» **EXTRACT TO READ**

====

After officially announcing his re-election campaign, Missouri Senator Roy Blunt broke with his party by saying he would be open to a vote on President Obama’s Supreme Court nominee.
But worry not, Republicans, his vote would be no — no matter who it is.
“I certainly don’t mind taking a vote on this issue,” Blunt said according to the Kansas City Star. “My vote, no matter who he nominates is going to be that no, this should be left to the next president.”
Blunt used the already stale, debunked Republican lie that the nomination should be left to the next President, as if the American people re-electing President Obama should just be ignored because Republicans don’t like it and don’t want to do the jobs the American people pay them to do.
Blunt is, like many Republicans, not running on much other than hating Obama, so disrespecting the President and disregarding the Constitution works for him. During his announcement, Blunt falsely claimed President Obama was a weak world leader and anti-business.
Blunt seems to have broken slightly with the Republican strategy that even allowing a hearing on an Obama nominee would be dangerous for them, because the public would then like the nominee and they would risk being in a bad position. Better to obstruct from the get-go and just take all of their toys and go home when they are supposed to be at work, and just wait it out for a year.
It is no accident that Blunt took a few steps back from Senate Majority Leader Mitch McConnell’s terrible plan to refuse to do the job the Constitution mandates, because just a few days ago Blunt’s Democratic opponent Missouri Secretary of State Jason Kander attacked Blunt for agreeing with McConnell that Obama should just give up his authority and not do his Constitutional job.
A majority of voters polled disagree with the Republican strategy as well and Iowans urged Senator Grassley (R-IA) to give an Obama nominee a hearing.

====

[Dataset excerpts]
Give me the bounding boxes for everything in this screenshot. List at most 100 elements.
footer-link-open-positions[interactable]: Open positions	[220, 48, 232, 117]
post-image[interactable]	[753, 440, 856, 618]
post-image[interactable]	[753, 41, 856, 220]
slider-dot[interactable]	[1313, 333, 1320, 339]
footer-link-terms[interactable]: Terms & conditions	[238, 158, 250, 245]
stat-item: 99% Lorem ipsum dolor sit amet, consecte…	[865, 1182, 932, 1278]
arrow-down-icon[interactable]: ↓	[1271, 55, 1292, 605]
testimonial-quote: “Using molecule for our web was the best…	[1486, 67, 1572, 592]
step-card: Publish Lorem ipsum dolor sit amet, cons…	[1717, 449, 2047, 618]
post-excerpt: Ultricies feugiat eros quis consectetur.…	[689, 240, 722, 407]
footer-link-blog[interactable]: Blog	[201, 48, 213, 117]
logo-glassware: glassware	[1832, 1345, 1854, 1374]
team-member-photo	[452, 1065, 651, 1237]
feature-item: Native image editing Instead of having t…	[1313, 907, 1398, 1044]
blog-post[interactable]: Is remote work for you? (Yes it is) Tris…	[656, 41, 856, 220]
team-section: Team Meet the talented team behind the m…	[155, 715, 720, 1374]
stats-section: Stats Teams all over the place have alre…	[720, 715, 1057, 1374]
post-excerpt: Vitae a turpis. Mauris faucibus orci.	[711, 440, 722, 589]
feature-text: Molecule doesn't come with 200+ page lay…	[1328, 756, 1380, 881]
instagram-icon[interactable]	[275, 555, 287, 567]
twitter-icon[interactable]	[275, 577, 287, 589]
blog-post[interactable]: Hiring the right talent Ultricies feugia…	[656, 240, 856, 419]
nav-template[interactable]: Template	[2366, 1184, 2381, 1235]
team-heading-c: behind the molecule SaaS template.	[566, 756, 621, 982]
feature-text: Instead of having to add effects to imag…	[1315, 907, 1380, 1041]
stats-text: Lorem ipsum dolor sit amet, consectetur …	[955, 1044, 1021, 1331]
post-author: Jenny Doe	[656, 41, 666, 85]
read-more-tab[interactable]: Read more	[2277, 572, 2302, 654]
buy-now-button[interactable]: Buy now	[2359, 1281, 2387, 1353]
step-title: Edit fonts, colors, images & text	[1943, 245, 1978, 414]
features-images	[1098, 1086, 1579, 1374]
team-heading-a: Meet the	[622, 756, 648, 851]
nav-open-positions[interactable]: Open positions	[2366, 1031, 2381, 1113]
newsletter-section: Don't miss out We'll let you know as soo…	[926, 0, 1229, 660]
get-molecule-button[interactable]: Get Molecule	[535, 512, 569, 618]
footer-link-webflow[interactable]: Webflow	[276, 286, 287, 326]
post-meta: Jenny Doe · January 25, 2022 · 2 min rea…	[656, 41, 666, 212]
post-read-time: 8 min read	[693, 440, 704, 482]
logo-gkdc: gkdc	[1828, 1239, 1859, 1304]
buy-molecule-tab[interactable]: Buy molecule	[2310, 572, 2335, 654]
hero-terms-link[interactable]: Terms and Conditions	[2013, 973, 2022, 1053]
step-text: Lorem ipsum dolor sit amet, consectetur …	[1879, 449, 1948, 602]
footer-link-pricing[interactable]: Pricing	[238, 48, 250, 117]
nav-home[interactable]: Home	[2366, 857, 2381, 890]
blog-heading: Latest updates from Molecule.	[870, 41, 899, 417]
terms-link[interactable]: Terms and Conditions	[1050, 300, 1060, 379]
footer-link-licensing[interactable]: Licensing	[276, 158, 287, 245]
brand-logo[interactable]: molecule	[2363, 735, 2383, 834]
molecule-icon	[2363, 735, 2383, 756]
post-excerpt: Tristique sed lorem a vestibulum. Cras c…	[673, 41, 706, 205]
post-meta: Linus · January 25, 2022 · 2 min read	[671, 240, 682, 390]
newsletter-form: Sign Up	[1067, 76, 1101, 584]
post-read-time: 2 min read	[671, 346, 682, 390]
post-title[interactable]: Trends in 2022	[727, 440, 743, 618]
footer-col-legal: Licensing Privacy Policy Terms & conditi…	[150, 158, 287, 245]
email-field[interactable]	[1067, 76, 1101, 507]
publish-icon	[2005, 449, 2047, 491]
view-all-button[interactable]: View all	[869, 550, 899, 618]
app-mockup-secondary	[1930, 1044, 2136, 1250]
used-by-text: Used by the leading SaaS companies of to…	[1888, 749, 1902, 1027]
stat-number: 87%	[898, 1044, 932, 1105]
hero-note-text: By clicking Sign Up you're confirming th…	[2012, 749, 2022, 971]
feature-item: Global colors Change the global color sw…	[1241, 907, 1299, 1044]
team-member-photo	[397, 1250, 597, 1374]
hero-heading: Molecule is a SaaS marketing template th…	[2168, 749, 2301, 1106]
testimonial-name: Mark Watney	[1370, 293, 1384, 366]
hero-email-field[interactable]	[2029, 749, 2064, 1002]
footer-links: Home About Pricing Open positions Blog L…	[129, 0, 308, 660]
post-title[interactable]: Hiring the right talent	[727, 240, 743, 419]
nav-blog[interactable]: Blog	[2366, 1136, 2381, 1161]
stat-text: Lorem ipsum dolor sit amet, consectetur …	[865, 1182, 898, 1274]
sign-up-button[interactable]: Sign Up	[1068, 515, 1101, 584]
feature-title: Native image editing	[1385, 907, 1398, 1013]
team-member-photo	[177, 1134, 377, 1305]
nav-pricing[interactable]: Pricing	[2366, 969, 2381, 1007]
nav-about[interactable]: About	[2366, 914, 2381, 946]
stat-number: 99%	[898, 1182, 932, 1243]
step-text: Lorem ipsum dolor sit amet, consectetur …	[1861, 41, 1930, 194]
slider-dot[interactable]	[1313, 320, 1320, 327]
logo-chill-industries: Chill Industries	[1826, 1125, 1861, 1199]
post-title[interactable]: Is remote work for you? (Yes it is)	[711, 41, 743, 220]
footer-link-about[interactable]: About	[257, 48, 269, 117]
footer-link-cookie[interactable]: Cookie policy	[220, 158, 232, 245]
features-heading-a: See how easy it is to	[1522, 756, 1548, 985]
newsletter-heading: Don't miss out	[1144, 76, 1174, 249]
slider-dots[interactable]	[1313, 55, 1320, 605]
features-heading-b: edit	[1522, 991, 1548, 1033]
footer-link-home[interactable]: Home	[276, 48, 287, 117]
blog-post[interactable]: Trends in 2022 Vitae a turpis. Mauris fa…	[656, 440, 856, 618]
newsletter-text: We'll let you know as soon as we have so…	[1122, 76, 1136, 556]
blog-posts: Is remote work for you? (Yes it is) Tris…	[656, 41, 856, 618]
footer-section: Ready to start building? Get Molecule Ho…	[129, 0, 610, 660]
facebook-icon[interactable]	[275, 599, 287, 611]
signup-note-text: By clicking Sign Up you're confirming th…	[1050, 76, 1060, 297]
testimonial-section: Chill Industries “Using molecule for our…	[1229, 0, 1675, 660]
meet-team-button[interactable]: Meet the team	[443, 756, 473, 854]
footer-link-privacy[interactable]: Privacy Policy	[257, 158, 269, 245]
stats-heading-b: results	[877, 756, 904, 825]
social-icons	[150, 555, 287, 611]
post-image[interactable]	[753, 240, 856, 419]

====

» **WHAT IS REQUIRED**
Copy the article about Roy Blunt between "After officially announcing" and "them to do.", inclusive, swapping each "vote" for "ballot".

» **SOLVED PROBLEM**
After officially announcing his re-election campaign, Missouri Senator Roy Blunt broke with his party by saying he would be open to a ballot on President Obama’s Supreme Court nominee.
But worry not, Republicans, his ballot would be no — no matter who it is.
“I certainly don’t mind taking a ballot on this issue,” Blunt said according to the Kansas City Star. “My ballot, no matter who he nominates is going to be that no, this should be left to the next president.”
Blunt used the already stale, debunked Republican lie that the nomination should be left to the next President, as if the American people re-electing President Obama should just be ignored because Republicans don’t like it and don’t want to do the jobs the American people pay them to do.